Directions for this task:
Count how many lines hold the string "Industrial", and give only that number.
>> start Stored rows
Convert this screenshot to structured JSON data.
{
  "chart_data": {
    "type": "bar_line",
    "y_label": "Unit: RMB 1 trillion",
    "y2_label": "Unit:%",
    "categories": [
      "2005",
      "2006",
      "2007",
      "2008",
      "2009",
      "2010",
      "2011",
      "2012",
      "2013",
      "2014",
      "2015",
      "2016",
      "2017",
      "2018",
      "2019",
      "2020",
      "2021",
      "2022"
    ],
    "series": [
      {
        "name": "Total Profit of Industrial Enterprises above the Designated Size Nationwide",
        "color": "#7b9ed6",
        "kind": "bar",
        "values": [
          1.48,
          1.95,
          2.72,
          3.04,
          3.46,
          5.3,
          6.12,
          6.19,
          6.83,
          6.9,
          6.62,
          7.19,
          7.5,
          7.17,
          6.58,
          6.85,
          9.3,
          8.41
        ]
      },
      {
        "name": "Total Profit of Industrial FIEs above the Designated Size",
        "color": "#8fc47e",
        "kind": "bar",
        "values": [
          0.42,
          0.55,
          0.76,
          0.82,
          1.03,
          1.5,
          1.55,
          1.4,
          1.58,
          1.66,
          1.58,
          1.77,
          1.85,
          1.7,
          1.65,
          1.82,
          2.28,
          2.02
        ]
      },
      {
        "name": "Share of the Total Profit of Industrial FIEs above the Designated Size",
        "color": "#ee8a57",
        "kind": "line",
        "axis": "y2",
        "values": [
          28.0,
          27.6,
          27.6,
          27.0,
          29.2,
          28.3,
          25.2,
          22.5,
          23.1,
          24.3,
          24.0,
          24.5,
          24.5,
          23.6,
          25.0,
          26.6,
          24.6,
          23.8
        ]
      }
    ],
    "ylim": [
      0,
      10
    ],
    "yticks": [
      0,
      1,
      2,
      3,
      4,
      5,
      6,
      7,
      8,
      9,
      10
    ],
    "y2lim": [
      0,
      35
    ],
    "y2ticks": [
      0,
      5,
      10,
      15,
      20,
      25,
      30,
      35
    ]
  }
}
>> end Stored rows
Exercise result:
3